• Task details: Filter this data down to the lines that hold "हसनप", and copy them.

• Provided material:
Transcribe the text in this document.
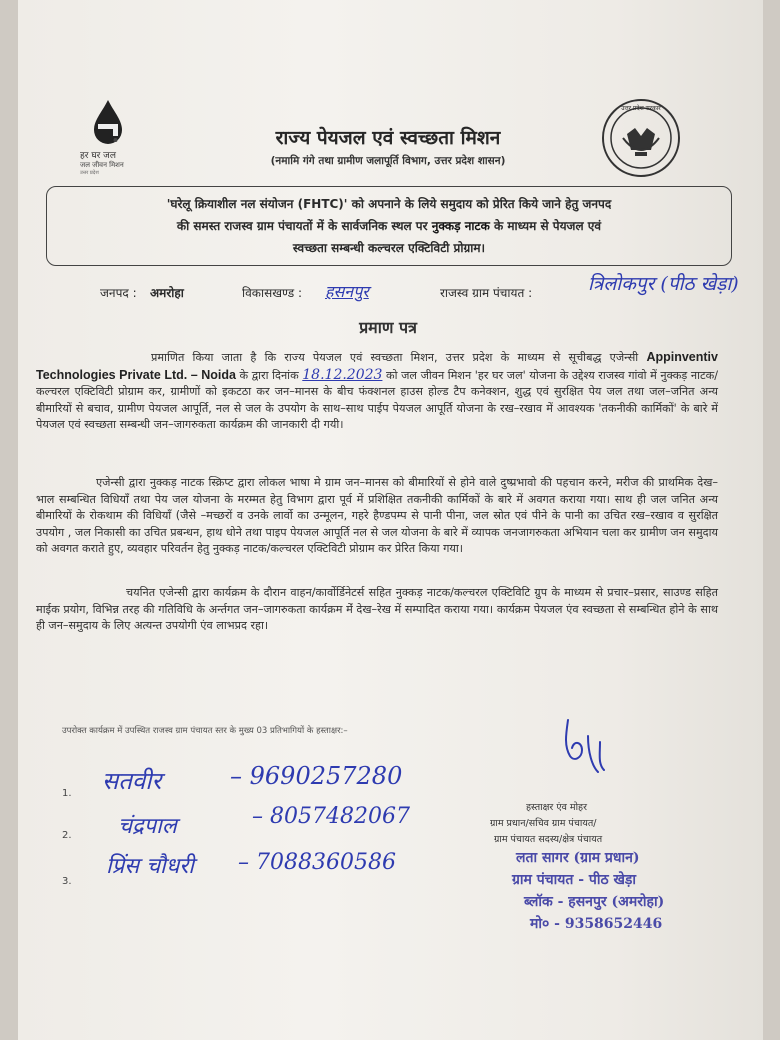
हर घर जल
जल जीवन मिशन
उत्तर प्रदेश
राज्य पेयजल एवं स्वच्छता मिशन
(नमामि गंगे तथा ग्रामीण जलापूर्ति विभाग, उत्तर प्रदेश शासन)
उत्तर प्रदेश सरकार
'घरेलू क्रियाशील नल संयोजन (FHTC)' को अपनाने के लिये समुदाय को प्रेरित किये जाने हेतु जनपद
की समस्त राजस्व ग्राम पंचायतों में के सार्वजनिक स्थल पर नुक्कड़ नाटक के माध्यम से पेयजल एवं
स्वच्छता सम्बन्धी कल्चरल एक्टिविटी प्रोग्राम।
जनपद : अमरोहा	विकासखण्ड : हसनपुर	राजस्व ग्राम पंचायत :	त्रिलोकपुर (पीठ खेड़ा)
प्रमाण पत्र

प्रमाणित किया जाता है कि राज्य पेयजल एवं स्वच्छता मिशन, उत्तर प्रदेश के माध्यम से सूचीबद्ध एजेन्सी Appinventiv Technologies Private Ltd. – Noida के द्वारा दिनांक 18.12.2023 को जल जीवन मिशन 'हर घर जल' योजना के उद्देश्य राजस्व गांवो में नुक्कड़ नाटक/कल्चरल एक्टिविटी प्रोग्राम कर, ग्रामीणों को इकटठा कर जन–मानस के बीच फंक्शनल हाउस होल्ड टैप कनेक्शन, शुद्ध एवं सुरक्षित पेय जल तथा जल–जनित अन्य बीमारियों से बचाव, ग्रामीण पेयजल आपूर्ति, नल से जल के उपयोग के साथ–साथ पाईप पेयजल आपूर्ति योजना के रख–रखाव में आवश्यक 'तकनीकी कार्मिकों' के बारे में पेयजल एवं स्वच्छता सम्बन्धी जन–जागरुकता कार्यक्रम की जानकारी दी गयी।

एजेन्सी द्वारा नुक्कड़ नाटक स्क्रिप्ट द्वारा लोकल भाषा मे ग्राम जन–मानस को बीमारियों से होने वाले दुष्प्रभावो की पहचान करने, मरीज की प्राथमिक देख–भाल सम्बन्धित विधियाँ तथा पेय जल योजना के मरम्मत हेतु विभाग द्वारा पूर्व में प्रशिक्षित तकनीकी कार्मिकों के बारे में अवगत कराया गया। साथ ही जल जनित अन्य बीमारियों के रोकथाम की विधियाँ (जैसे –मच्छरों व उनके लार्वो का उन्मूलन, गहरे हैण्डपम्प से पानी पीना, जल स्रोत एवं पीने के पानी का उचित रख–रखाव व सुरक्षित उपयोग , जल निकासी का उचित प्रबन्धन, हाथ धोने तथा पाइप पेयजल आपूर्ति नल से जल योजना के बारे में व्यापक जनजागरुकता अभियान चला कर ग्रामीण जन समुदाय को अवगत कराते हुए, व्यवहार परिवर्तन हेतु नुक्कड़ नाटक/कल्चरल एक्टिविटी प्रोग्राम कर प्रेरित किया गया।

चयनित एजेन्सी द्वारा कार्यक्रम के दौरान वाहन/कार्वोर्डिनेटर्स सहित नुक्कड़ नाटक/कल्चरल एक्टिविटि ग्रुप के माध्यम से प्रचार–प्रसार, साउण्ड सहित माईक प्रयोग, विभिन्न तरह की गतिविधि के अर्न्तगत जन–जागरुकता कार्यक्रम मेंं देख–रेख में सम्पादित कराया गया। कार्यक्रम पेयजल एंव स्वच्छता से सम्बन्धित होने के साथ ही जन–समुदाय के लिए अत्यन्त उपयोगी एंव लाभप्रद रहा।

उपरोक्त कार्यक्रम में उपस्थित राजस्व ग्राम पंचायत स्तर के मुख्य 03 प्रतिभागियों के हस्ताक्षर:–
1. सतवीर	– 9690257280
2. चंद्रपाल	– 8057482067
3.
प्रिंस चौधरी – 7088360586
हस्ताक्षर एंव मोहर
ग्राम प्रधान/सचिव ग्राम पंचायत/
ग्राम पंचायत सदस्य/क्षेत्र पंचायत
लता सागर (ग्राम प्रधान)
ग्राम पंचायत - पीठ खेड़ा
ब्लॉक - हसनपुर (अमरोहा)
मो० - 9358652446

• Finished answer:
जनपद : अमरोहा	विकासखण्ड : हसनपुर	राजस्व ग्राम पंचायत :	त्रिलोकपुर (पीठ खेड़ा)
ब्लॉक - हसनपुर (अमरोहा)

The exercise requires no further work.